### Document segment

§

These DEGs are analyzed in cluster profilers to assign gene ontology terms for the roles that DEGs can play in biological processes, molecular function, and cell composition. The role of DEGs in various metabolic pathways uses the Gene Ontology (GO) and Kyoto Encyclopedia of Genes and Genomes (KEGG) as well as screening based approaches. Gene Set Enrichment analysis (GSEA) is a statistical method used to determine whether genes from a specific pathway or other predefined Gene sets are differentially expressed in different phenotypes (15). GSEA and clusterProfiler are used to analyze the Reactome path and define each functional cluster, and false detection rate (FDR) < 0.25, P < 0.05 was considered significant enrichment. The GSVA was used to execute the functional enrichment analysis to clarify the unique signaling pathways of variation trend of differentially expressed genes in fast responder and slow responder with psoriasis, and define the |correlation coefficient | > 0.5 cut-off value (16).

§

### Supplied information
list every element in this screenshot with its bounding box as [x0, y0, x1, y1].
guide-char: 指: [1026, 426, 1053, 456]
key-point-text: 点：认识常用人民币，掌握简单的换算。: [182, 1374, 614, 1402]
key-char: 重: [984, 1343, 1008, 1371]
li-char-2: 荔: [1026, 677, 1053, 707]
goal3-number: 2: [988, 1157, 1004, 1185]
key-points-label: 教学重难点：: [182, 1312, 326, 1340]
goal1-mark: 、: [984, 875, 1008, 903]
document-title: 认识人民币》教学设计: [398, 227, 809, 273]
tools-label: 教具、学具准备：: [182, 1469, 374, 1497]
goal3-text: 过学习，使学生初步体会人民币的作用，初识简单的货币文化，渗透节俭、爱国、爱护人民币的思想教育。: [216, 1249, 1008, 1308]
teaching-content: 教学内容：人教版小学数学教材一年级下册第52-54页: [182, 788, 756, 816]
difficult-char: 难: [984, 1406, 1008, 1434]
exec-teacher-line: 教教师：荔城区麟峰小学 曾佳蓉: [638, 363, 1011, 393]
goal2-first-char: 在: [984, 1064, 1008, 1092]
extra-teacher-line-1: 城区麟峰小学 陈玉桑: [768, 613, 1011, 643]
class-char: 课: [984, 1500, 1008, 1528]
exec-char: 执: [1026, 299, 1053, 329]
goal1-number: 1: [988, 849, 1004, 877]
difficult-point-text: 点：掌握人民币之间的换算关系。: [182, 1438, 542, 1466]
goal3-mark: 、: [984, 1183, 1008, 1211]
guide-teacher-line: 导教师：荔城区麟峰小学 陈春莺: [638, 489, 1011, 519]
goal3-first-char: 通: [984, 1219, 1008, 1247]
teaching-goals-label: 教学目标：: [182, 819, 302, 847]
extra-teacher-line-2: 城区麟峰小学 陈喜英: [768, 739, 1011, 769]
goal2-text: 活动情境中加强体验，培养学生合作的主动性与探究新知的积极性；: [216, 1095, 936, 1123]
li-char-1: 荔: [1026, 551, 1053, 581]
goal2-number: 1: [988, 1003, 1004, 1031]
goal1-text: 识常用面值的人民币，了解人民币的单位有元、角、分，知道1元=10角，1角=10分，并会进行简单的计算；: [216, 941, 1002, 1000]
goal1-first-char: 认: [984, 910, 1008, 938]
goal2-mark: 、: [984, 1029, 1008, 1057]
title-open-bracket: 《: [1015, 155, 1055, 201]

§

### Task instructions
(1) Using the passage on gene enrichment analysis, answer these:
(a) What does Gene Set Enrichment analysis (GSEA) determine?
(b) Which thresholds counted as significant enrichment?
(c) What cut-off value was set for the correlation coefficient with GSVA?
(2) Pick up the passage on gene enrichment analysis after its final sentence and keep writing it.

### Answers by item number
(1)
(a) Whether genes from a specific pathway or other predefined gene sets are differentially expressed in different phenotypes.
(b) A false detection rate (FDR) < 0.25 and P < 0.05.
(c) An absolute correlation coefficient greater than 0.5.

(2)
PPI Network Analysis

PPI network analysis uses STRING to determine that STRING is a database that searches for protein interactions, including direct physical interactions between proteins and indirect functional correlations. CytoHubba as a useful addon in Cytoscape, provides 12 topological analysis methods which can be used to explore important nodes in biological networks. Molecular Complexity Detection (MCODE), which acts as a screening module for PPI networks, has a cut-off value of 10, node score cut-off value of 0.2, K‐core of 2 and a maximum depth of 100. GO analysis was performed for the first three modules using the STRING Enrichment plugin. FDR<0.05 was the cut-off standard for GO analysis.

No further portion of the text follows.